* **Data rows**
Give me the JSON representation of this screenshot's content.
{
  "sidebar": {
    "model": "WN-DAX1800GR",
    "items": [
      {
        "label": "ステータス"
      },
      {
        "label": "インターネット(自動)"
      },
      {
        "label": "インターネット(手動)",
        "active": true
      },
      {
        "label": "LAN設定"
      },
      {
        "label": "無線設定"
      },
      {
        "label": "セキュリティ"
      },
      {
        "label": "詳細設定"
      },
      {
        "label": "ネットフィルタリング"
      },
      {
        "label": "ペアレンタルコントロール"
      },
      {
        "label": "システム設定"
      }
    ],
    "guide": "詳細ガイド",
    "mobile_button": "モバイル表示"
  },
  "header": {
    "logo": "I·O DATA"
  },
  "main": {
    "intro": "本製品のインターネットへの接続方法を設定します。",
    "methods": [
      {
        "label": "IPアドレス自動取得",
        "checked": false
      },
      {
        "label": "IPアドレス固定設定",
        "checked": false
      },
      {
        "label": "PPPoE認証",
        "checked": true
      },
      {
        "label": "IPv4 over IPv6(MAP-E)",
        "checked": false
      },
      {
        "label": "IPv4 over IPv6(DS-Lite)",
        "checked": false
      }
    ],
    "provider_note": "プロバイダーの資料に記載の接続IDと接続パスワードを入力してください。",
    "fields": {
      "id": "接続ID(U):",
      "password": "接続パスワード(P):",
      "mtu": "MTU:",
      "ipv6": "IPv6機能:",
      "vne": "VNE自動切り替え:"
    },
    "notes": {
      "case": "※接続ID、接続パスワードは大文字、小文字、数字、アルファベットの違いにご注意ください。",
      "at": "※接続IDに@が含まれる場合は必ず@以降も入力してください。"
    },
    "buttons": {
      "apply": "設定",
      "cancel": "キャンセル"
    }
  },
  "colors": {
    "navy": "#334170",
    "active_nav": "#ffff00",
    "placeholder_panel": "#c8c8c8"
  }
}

* **Your task**
Every entry above needs to be quoted exactly.

* **Result**
Give me the JSON representation of this screenshot's content.
{
  "sidebar": {
    "model": "WN-DAX1800GR",
    "items": [
      {
        "label": "ステータス"
      },
      {
        "label": "インターネット(自動)"
      },
      {
        "label": "インターネット(手動)",
        "active": true
      },
      {
        "label": "LAN設定"
      },
      {
        "label": "無線設定"
      },
      {
        "label": "セキュリティ"
      },
      {
        "label": "詳細設定"
      },
      {
        "label": "ネットフィルタリング"
      },
      {
        "label": "ペアレンタルコントロール"
      },
      {
        "label": "システム設定"
      }
    ],
    "guide": "詳細ガイド",
    "mobile_button": "モバイル表示"
  },
  "header": {
    "logo": "I·O DATA"
  },
  "main": {
    "intro": "本製品のインターネットへの接続方法を設定します。",
    "methods": [
      {
        "label": "IPアドレス自動取得",
        "checked": false
      },
      {
        "label": "IPアドレス固定設定",
        "checked": false
      },
      {
        "label": "PPPoE認証",
        "checked": true
      },
      {
        "label": "IPv4 over IPv6(MAP-E)",
        "checked": false
      },
      {
        "label": "IPv4 over IPv6(DS-Lite)",
        "checked": false
      }
    ],
    "provider_note": "プロバイダーの資料に記載の接続IDと接続パスワードを入力してください。",
    "fields": {
      "id": "接続ID(U):",
      "password": "接続パスワード(P):",
      "mtu": "MTU:",
      "ipv6": "IPv6機能:",
      "vne": "VNE自動切り替え:"
    },
    "notes": {
      "case": "※接続ID、接続パスワードは大文字、小文字、数字、アルファベットの違いにご注意ください。",
      "at": "※接続IDに@が含まれる場合は必ず@以降も入力してください。"
    },
    "buttons": {
      "apply": "設定",
      "cancel": "キャンセル"
    }
  },
  "colors": {
    "navy": "#334170",
    "active_nav": "#ffff00",
    "placeholder_panel": "#c8c8c8"
  }
}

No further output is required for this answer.